Start Task material

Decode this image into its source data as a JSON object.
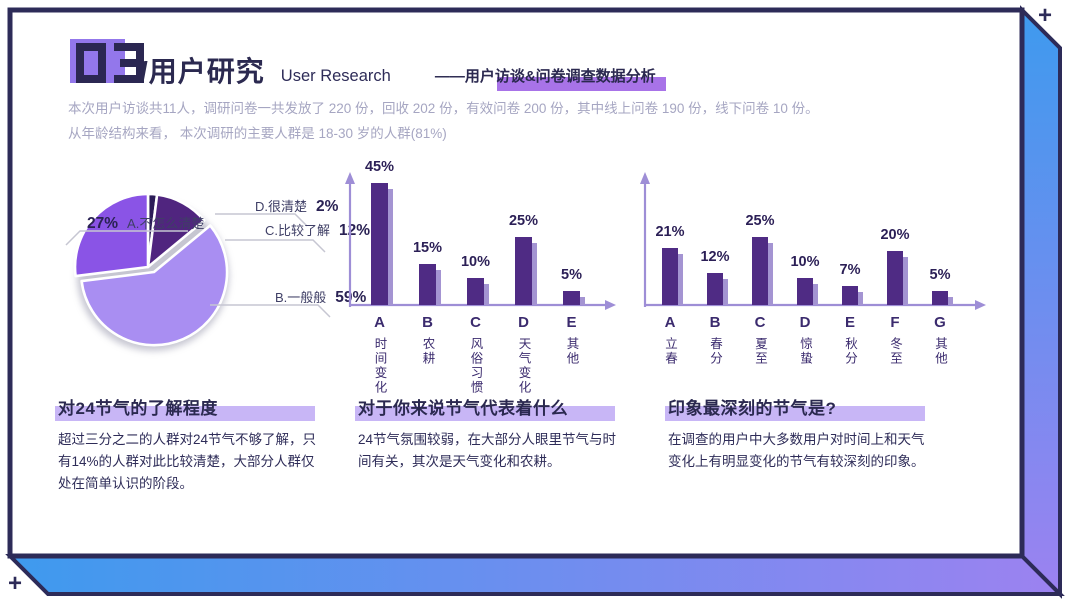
{
  "slide": {
    "number": "03",
    "title": "/用户研究",
    "title_en": "User Research",
    "subtitle": "——用户访谈&问卷调查数据分析",
    "intro": "本次用户访谈共11人，调研问卷一共发放了 220 份，回收 202 份，有效问卷 200 份，其中线上问卷 190 份，线下问卷 10 份。\n从年龄结构来看， 本次调研的主要人群是 18-30 岁的人群(81%)",
    "corner_plus": "+"
  },
  "chart_data": [
    {
      "type": "pie",
      "title": "对24节气的了解程度",
      "unit": "%",
      "slices": [
        {
          "label": "D.很清楚",
          "value": 2,
          "color": "#2c1c58"
        },
        {
          "label": "C.比较了解",
          "value": 12,
          "color": "#50257f"
        },
        {
          "label": "B.一般般",
          "value": 59,
          "color": "#a98ef2",
          "exploded": true
        },
        {
          "label": "A.不怎么清楚",
          "value": 27,
          "color": "#8a54e6"
        }
      ]
    },
    {
      "type": "bar",
      "title": "对于你来说节气代表着什么",
      "unit": "%",
      "categories": [
        "A",
        "B",
        "C",
        "D",
        "E"
      ],
      "category_names": [
        "时间变化",
        "农耕",
        "风俗习惯",
        "天气变化",
        "其他"
      ],
      "values": [
        45,
        15,
        10,
        25,
        5
      ],
      "ylim": [
        0,
        50
      ]
    },
    {
      "type": "bar",
      "title": "印象最深刻的节气是?",
      "unit": "%",
      "categories": [
        "A",
        "B",
        "C",
        "D",
        "E",
        "F",
        "G"
      ],
      "category_names": [
        "立春",
        "春分",
        "夏至",
        "惊蛰",
        "秋分",
        "冬至",
        "其他"
      ],
      "values": [
        21,
        12,
        25,
        10,
        7,
        20,
        5
      ],
      "ylim": [
        0,
        30
      ]
    }
  ],
  "sections": [
    {
      "title": "对24节气的了解程度",
      "body": "超过三分之二的人群对24节气不够了解，只\n有14%的人群对此比较清楚，大部分人群仅\n处在简单认识的阶段。"
    },
    {
      "title": "对于你来说节气代表着什么",
      "body": "24节气氛围较弱，在大部分人眼里节气与时\n间有关，其次是天气变化和农耕。"
    },
    {
      "title": "印象最深刻的节气是?",
      "body": "在调查的用户中大多数用户对时间上和天气\n变化上有明显变化的节气有较深刻的印象。"
    }
  ],
  "colors": {
    "frame_navy": "#2d2b58",
    "band_blue": "#3e9aee",
    "band_purple": "#9c82f0",
    "logo_purple": "#9377eb",
    "bar_main": "#4f2b84",
    "bar_shadow": "#a494d2",
    "axis": "#9e8ed6",
    "leader_line": "#c6c6d2",
    "section_highlight": "#c8b6f6",
    "subtitle_highlight": "#a873e8"
  }
}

End Task material

● **What you should do**
Select and copy every line from the records that includes the word "label".

● **Expected output**
          "label": "D.很清楚",
          "label": "C.比较了解",
          "label": "B.一般般",
          "label": "A.不怎么清楚",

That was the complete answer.